┏━━
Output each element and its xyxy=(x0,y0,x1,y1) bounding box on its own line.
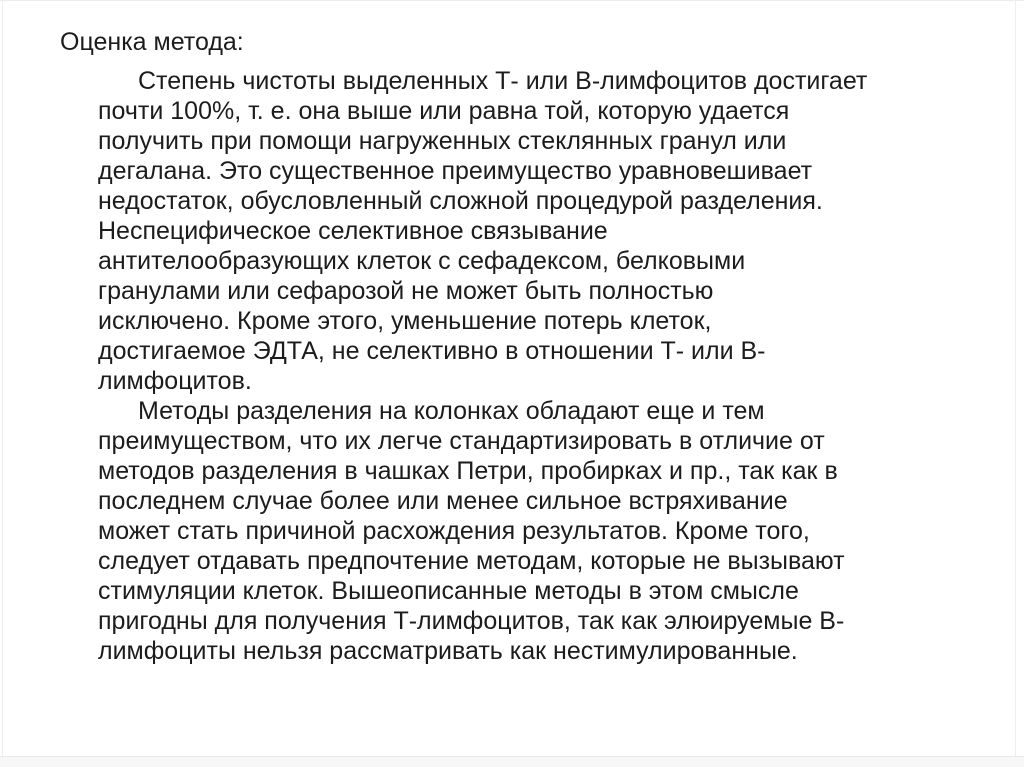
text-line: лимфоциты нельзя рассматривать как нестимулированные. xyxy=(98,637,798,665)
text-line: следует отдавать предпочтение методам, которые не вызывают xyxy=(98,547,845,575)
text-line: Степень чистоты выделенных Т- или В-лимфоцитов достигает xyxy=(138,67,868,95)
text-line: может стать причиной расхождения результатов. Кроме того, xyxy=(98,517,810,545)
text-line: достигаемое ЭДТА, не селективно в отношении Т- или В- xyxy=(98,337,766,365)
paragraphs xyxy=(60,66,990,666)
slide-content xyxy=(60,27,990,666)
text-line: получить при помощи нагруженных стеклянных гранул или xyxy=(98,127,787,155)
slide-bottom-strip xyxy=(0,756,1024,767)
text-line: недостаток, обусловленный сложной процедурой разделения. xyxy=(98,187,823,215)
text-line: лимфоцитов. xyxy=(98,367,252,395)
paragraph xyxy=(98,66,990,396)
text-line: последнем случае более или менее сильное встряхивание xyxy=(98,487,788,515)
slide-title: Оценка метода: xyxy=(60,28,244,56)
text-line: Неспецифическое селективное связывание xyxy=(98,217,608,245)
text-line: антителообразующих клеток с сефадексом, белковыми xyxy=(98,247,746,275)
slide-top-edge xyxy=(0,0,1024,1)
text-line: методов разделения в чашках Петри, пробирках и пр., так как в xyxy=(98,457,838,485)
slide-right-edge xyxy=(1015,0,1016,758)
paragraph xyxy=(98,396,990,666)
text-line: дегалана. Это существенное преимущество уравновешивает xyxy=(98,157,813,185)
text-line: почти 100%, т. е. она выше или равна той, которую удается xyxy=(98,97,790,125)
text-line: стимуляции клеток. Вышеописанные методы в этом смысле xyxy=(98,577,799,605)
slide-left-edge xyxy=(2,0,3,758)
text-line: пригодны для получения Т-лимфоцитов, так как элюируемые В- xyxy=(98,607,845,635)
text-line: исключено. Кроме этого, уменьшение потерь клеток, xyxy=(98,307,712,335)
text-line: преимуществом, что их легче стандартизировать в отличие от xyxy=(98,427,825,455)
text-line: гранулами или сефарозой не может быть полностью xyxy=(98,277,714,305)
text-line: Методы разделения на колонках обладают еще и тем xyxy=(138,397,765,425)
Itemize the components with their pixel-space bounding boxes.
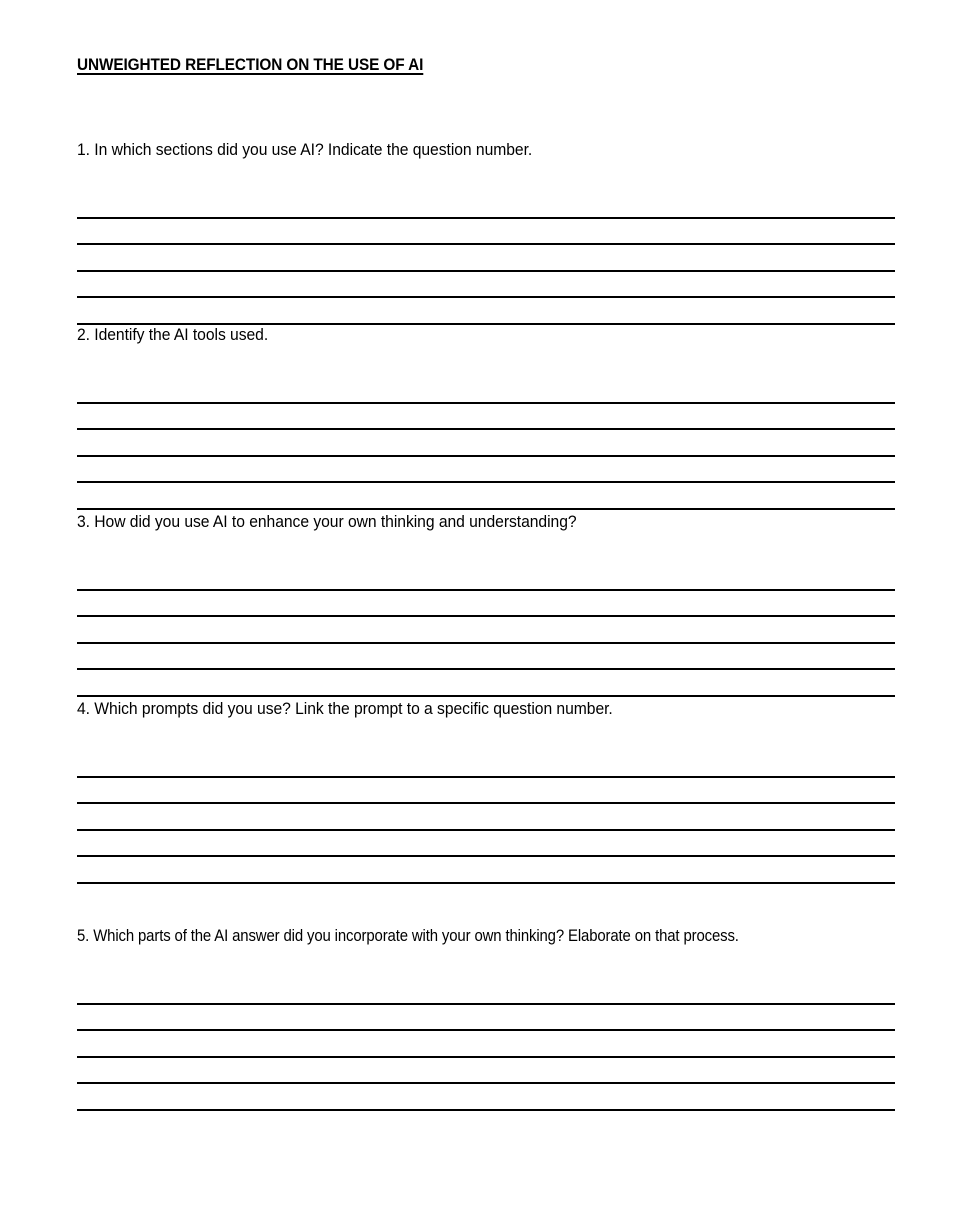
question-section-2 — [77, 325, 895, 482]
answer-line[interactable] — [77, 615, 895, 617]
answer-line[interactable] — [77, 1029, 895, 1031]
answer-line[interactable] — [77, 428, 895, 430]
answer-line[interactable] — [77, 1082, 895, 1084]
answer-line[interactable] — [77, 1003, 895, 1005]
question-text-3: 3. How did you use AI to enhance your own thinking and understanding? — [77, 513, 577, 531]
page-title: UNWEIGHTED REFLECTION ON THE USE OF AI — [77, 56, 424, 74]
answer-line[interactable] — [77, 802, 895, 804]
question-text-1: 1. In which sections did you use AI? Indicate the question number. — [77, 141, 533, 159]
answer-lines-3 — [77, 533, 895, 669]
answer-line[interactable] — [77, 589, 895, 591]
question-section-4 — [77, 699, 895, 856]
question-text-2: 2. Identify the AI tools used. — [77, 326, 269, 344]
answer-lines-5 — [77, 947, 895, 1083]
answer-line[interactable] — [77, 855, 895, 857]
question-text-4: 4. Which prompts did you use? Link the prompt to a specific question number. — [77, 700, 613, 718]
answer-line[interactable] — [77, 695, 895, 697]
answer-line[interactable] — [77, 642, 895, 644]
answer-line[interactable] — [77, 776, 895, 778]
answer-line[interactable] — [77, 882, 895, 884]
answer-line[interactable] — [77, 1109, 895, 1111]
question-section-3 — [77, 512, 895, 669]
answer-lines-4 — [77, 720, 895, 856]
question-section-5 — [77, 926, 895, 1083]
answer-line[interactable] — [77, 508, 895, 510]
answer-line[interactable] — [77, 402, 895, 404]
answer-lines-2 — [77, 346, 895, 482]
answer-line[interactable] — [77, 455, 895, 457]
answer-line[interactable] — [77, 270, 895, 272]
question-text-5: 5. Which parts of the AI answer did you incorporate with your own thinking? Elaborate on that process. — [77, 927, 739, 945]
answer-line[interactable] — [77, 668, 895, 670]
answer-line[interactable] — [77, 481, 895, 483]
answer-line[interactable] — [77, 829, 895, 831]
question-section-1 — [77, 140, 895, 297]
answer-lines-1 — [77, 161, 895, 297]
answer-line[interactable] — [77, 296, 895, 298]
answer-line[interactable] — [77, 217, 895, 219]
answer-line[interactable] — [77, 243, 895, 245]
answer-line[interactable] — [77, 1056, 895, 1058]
┗━━
┏━━
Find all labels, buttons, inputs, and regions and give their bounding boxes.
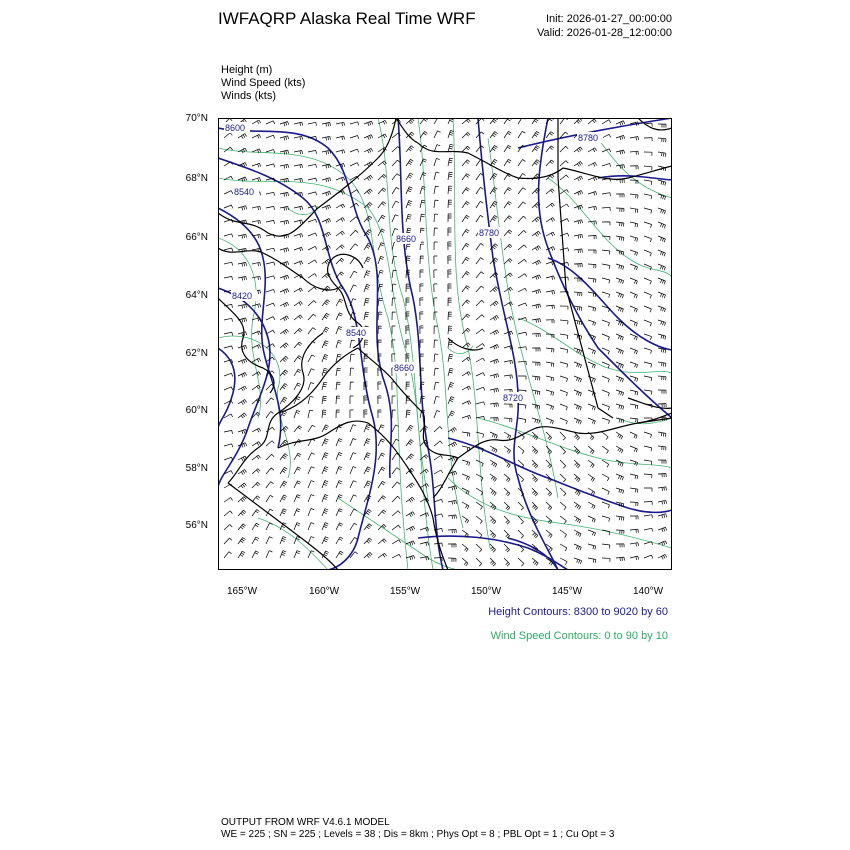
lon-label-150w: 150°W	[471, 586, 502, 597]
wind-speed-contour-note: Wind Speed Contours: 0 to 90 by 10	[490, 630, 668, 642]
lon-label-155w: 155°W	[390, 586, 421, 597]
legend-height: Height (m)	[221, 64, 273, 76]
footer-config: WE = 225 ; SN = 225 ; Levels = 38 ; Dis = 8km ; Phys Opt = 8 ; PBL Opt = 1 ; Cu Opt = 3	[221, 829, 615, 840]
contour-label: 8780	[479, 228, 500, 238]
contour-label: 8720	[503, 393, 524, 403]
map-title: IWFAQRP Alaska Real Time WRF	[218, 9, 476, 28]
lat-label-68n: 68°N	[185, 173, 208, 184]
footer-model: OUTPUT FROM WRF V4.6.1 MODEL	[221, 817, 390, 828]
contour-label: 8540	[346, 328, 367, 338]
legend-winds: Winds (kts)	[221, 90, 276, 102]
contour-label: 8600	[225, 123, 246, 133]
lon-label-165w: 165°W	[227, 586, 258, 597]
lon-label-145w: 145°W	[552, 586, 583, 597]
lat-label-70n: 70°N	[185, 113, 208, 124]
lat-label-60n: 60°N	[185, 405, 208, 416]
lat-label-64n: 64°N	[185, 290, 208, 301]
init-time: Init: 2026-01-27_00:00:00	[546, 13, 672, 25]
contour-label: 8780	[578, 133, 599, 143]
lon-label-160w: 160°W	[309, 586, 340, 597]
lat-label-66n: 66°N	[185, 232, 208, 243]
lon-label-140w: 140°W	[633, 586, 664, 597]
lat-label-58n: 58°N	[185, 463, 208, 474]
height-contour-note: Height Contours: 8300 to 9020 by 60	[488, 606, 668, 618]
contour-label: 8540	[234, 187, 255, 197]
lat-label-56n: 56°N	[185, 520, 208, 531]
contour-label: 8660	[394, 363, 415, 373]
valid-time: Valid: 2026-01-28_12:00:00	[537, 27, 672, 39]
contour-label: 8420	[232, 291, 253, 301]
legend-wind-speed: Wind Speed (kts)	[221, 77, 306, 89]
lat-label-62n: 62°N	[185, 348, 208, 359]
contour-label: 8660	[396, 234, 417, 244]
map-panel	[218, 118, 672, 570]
┗━━
┏━━
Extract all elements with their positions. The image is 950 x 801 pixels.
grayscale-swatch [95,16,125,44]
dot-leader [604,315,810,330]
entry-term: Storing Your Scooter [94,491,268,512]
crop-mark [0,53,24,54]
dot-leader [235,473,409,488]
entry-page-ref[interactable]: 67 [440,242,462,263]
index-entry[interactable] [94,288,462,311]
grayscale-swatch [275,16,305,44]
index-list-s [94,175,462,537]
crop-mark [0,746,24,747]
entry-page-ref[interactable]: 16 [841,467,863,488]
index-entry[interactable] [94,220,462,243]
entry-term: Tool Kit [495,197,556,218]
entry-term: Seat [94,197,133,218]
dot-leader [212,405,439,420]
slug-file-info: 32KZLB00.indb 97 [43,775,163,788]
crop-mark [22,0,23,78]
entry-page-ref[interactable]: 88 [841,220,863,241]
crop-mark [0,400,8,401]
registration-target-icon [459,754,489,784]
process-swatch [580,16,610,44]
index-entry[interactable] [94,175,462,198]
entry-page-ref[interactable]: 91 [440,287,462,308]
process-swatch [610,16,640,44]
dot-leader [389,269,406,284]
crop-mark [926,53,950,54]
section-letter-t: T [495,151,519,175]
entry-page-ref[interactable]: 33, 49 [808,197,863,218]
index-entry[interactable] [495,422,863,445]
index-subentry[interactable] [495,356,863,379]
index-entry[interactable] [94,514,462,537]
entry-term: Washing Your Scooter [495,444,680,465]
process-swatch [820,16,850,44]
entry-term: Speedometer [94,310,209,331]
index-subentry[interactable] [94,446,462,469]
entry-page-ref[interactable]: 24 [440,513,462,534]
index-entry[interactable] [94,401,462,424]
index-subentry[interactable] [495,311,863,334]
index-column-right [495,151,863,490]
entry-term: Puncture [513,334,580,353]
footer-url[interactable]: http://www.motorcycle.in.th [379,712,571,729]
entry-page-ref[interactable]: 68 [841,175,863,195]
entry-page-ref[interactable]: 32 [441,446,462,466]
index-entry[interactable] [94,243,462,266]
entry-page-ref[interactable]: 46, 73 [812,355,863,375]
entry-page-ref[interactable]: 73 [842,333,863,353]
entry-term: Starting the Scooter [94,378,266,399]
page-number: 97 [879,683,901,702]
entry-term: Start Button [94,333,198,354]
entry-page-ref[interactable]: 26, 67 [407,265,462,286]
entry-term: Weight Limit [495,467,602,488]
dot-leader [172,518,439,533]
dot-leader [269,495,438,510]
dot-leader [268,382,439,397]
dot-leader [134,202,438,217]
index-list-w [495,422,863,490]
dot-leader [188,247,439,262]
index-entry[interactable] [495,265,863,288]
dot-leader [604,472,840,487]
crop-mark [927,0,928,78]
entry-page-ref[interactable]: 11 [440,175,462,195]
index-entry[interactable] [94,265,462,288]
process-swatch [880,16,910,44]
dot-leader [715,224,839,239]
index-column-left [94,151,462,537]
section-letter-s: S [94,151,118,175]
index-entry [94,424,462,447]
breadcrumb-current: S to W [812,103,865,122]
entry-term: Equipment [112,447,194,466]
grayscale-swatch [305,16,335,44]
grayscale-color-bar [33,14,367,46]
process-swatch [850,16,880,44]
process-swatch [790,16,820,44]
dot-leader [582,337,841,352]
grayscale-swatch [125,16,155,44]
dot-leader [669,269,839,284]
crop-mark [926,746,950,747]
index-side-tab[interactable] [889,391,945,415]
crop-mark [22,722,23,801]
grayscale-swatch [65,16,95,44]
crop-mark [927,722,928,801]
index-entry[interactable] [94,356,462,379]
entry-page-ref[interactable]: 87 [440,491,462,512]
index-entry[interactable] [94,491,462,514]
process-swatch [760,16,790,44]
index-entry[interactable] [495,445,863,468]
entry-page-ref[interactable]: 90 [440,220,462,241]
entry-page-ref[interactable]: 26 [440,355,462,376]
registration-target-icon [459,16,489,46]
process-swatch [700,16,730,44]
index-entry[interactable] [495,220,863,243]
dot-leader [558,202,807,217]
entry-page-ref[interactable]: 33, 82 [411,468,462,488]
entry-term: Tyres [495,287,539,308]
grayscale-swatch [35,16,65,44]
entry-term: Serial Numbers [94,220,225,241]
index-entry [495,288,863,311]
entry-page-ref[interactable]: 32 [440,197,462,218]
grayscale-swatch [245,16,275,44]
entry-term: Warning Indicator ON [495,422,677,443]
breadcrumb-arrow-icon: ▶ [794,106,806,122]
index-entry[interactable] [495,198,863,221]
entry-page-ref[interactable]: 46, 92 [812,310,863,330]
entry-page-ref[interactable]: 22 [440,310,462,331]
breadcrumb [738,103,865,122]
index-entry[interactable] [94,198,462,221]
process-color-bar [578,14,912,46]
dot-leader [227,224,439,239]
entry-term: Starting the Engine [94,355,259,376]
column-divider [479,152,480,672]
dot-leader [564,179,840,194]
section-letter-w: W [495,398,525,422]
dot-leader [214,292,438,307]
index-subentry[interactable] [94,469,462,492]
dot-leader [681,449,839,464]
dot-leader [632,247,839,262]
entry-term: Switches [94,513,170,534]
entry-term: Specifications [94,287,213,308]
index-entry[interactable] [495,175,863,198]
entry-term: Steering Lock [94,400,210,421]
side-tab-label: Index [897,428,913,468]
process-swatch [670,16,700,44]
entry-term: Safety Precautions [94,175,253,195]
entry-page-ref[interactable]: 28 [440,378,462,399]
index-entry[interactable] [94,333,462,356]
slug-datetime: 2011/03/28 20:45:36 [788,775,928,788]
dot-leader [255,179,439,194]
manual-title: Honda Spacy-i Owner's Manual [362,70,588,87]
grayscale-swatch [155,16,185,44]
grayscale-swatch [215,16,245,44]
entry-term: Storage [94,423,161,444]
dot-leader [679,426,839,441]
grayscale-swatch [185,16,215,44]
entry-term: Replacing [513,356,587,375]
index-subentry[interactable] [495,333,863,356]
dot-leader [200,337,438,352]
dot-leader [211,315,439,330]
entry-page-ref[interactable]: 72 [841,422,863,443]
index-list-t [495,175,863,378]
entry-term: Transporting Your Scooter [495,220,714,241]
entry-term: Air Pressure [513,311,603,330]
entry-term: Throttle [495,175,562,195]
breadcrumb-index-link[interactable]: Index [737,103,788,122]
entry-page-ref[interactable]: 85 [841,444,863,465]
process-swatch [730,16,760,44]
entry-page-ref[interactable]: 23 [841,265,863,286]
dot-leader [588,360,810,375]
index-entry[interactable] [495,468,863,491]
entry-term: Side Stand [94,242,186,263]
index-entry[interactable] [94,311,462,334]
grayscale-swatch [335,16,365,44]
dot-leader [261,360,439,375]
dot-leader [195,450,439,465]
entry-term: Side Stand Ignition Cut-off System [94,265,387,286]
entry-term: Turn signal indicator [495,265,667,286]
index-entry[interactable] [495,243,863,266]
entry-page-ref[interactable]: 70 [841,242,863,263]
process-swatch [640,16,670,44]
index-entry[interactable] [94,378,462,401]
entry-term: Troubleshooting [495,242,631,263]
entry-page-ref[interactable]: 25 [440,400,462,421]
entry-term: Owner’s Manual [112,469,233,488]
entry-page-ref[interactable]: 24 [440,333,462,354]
┗━━
**DIRECTION:** Starting at the line containing "Extract all elements" and stopping after the line containing "entry-page-ref[interactable]: 16 [841,467,863,488]", reproduce that stretch of the material with "grayscale-swatch" swapped for "gray-swatch" and nothing else altered.

**OUTPUT FOR THIS TASK:**
Extract all elements with their positions. The image is 950 x 801 pixels.
gray-swatch [95,16,125,44]
dot-leader [604,315,810,330]
entry-term: Storing Your Scooter [94,491,268,512]
crop-mark [0,53,24,54]
dot-leader [235,473,409,488]
entry-page-ref[interactable]: 67 [440,242,462,263]
index-entry[interactable] [94,288,462,311]
gray-swatch [275,16,305,44]
index-list-s [94,175,462,537]
crop-mark [0,746,24,747]
entry-page-ref[interactable]: 16 [841,467,863,488]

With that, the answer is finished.